Gather all lines with "JSON" from the records.

Records that describe figures:
= = = = =

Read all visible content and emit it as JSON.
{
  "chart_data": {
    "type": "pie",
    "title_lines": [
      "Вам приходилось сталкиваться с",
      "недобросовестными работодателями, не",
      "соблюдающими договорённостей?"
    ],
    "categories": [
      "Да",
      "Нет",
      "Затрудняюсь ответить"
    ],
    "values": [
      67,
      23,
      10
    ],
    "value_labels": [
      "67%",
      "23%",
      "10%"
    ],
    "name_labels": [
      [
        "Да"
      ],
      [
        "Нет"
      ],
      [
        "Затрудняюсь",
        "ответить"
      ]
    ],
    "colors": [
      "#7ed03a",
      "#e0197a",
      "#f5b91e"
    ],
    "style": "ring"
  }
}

= = = = =

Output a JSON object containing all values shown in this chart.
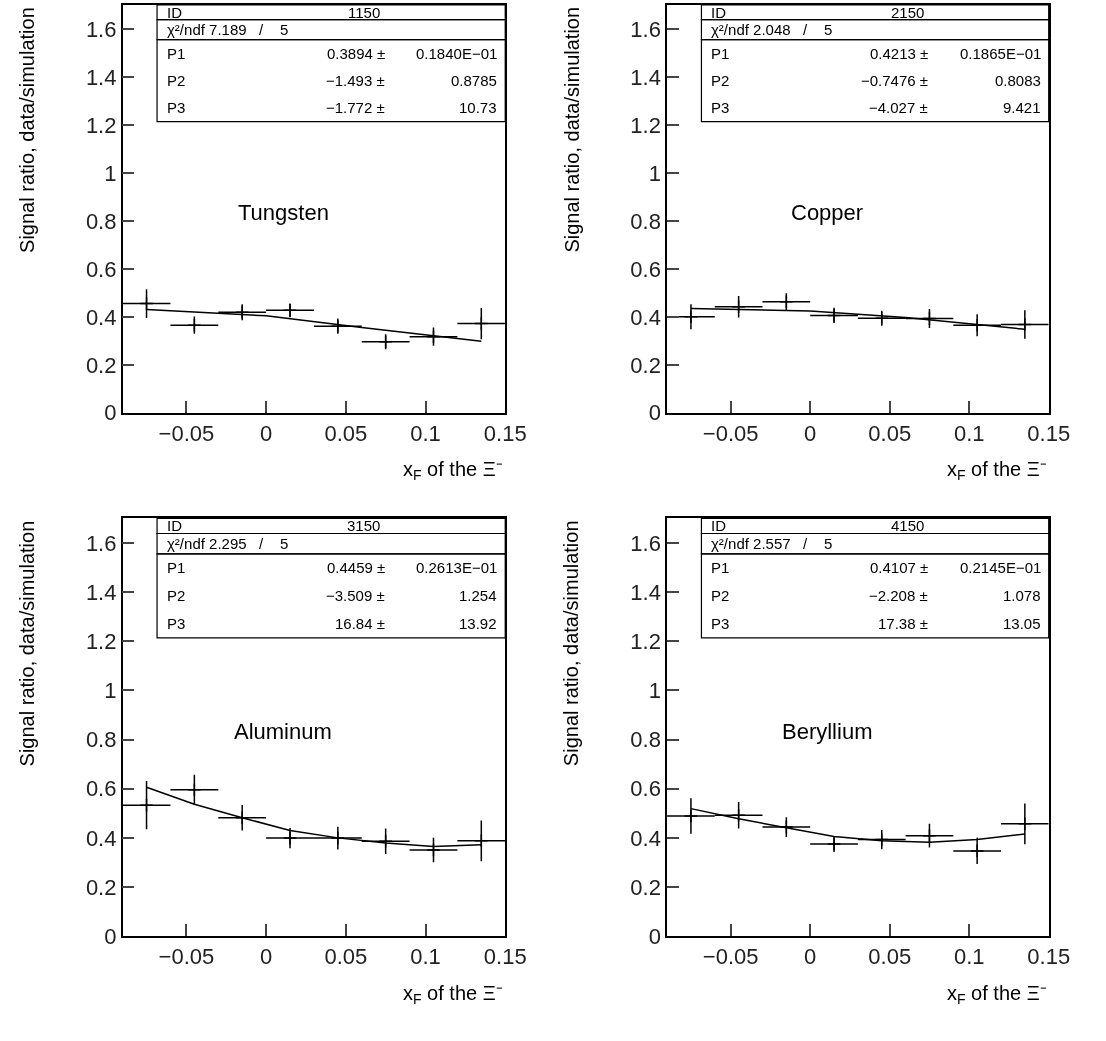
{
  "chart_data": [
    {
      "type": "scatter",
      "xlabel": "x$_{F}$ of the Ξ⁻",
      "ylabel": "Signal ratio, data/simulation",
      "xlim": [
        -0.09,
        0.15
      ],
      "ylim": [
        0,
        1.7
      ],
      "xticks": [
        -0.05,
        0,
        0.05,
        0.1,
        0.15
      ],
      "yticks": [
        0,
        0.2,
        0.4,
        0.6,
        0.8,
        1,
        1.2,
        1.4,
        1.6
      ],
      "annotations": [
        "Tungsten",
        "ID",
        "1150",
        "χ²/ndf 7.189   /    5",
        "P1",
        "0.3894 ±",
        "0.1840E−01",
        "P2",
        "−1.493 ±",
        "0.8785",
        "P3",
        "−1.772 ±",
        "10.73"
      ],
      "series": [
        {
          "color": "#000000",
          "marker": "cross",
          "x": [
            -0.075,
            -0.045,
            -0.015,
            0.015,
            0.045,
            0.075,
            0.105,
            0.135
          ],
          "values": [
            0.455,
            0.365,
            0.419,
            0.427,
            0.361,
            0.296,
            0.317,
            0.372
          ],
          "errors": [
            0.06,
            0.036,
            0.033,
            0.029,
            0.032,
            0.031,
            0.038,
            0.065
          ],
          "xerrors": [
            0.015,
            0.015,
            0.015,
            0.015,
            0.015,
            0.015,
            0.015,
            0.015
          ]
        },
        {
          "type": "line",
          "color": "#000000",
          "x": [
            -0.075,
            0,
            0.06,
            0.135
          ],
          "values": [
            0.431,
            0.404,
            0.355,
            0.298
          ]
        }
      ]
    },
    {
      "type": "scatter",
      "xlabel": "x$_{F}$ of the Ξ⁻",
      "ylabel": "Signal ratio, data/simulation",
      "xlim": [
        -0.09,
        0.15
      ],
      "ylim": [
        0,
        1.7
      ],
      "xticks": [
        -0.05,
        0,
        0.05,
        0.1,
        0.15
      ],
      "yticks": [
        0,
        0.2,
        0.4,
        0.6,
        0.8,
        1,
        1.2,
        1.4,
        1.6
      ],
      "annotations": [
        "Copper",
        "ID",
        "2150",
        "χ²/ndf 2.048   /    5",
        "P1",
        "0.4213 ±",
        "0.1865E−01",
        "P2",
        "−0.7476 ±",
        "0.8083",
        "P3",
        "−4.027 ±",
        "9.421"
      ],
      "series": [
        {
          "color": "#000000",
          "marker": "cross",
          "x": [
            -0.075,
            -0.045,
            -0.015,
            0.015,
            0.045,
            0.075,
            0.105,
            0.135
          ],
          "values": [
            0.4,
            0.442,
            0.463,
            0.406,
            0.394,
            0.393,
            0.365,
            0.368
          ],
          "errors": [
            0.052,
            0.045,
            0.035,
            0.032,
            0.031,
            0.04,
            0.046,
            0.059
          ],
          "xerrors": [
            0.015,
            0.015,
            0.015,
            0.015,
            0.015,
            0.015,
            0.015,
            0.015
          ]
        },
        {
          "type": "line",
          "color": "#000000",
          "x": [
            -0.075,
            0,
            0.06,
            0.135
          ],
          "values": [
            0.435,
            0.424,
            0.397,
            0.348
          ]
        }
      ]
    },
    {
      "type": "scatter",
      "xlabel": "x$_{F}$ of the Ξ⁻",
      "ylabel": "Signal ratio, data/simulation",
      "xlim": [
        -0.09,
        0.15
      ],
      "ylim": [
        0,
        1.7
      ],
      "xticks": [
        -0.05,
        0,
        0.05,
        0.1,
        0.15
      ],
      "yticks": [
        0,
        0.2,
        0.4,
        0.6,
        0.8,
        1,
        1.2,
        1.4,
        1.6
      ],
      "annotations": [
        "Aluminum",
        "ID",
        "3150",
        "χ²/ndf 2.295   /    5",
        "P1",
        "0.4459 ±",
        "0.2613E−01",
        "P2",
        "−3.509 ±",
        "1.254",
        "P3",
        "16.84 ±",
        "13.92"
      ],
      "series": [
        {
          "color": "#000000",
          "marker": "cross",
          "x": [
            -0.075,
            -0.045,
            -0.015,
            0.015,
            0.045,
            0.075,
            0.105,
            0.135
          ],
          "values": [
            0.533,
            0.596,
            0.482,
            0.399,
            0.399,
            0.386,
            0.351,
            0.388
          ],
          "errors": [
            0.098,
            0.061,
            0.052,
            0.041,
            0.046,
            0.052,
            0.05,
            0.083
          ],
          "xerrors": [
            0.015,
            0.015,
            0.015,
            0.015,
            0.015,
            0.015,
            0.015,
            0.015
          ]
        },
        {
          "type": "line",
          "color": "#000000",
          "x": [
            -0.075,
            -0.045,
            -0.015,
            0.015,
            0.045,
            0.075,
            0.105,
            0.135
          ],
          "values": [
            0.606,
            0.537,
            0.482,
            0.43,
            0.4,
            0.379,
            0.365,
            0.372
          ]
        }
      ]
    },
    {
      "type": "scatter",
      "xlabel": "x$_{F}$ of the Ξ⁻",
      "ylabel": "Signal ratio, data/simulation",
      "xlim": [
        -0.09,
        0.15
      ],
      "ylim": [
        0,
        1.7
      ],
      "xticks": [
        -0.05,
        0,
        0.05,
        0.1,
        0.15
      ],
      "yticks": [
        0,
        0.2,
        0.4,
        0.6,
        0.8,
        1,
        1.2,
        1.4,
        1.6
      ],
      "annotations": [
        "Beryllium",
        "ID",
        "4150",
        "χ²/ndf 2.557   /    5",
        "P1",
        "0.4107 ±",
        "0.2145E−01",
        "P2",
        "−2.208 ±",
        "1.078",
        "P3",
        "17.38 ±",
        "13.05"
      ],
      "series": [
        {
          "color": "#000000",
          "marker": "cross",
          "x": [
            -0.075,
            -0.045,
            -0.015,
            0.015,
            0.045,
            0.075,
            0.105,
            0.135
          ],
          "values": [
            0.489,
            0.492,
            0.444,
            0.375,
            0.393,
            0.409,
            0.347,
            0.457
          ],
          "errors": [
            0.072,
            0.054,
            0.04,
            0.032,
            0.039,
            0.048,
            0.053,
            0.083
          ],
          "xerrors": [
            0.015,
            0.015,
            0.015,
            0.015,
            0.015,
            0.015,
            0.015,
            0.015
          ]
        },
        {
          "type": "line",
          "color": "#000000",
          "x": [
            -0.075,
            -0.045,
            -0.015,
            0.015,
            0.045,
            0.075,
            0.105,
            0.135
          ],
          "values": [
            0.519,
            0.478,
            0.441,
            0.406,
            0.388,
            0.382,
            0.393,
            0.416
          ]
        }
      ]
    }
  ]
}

= = = = =

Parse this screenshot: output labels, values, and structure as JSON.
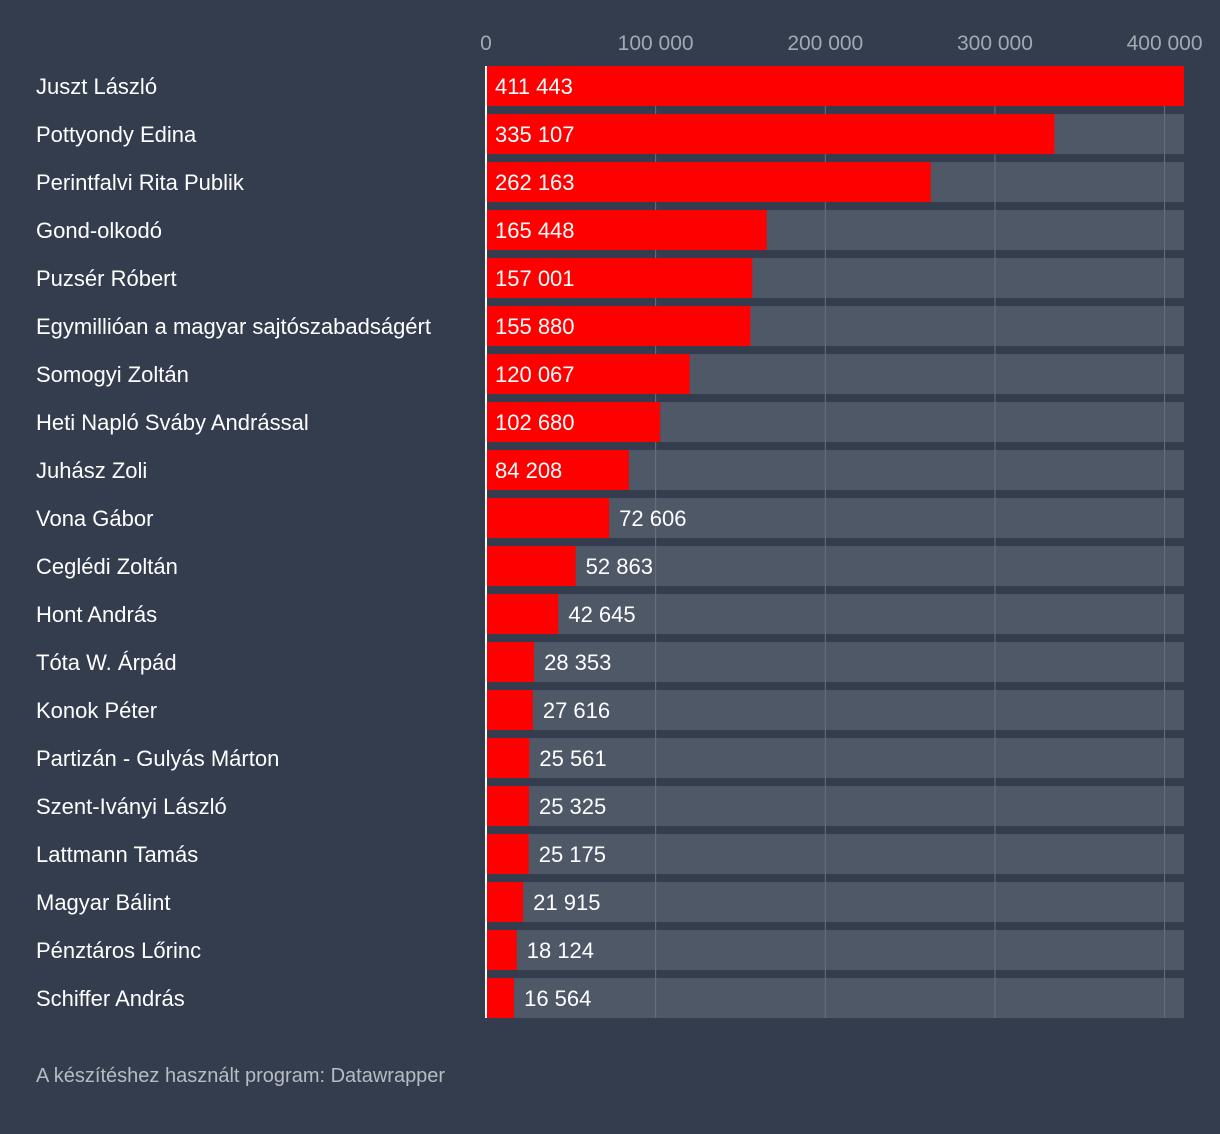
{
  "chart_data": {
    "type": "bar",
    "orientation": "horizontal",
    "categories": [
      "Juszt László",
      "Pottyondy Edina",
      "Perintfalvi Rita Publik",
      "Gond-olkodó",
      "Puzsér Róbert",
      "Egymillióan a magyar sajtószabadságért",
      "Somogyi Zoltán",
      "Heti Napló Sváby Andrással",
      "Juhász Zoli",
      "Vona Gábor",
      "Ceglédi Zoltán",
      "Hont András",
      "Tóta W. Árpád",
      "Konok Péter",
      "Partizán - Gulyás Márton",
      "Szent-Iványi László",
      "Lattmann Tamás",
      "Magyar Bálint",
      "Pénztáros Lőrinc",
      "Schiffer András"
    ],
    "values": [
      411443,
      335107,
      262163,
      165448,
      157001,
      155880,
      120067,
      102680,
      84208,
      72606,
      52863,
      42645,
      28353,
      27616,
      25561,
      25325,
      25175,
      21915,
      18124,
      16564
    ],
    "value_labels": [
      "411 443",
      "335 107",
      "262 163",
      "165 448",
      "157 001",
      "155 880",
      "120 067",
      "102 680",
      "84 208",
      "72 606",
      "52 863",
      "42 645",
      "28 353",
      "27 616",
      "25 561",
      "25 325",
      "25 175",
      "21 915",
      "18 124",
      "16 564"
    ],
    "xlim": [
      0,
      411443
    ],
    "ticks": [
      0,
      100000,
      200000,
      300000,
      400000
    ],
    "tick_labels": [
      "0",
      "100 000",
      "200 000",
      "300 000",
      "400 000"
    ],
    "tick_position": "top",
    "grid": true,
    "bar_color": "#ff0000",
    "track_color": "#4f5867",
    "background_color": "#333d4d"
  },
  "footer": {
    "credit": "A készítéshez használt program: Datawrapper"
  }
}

= = = = =

Full response
Read all visible content and emit it as JSON.
Output a JSON object containing all values shown in this chart.
Parse this screenshot: output labels, values, and structure as JSON.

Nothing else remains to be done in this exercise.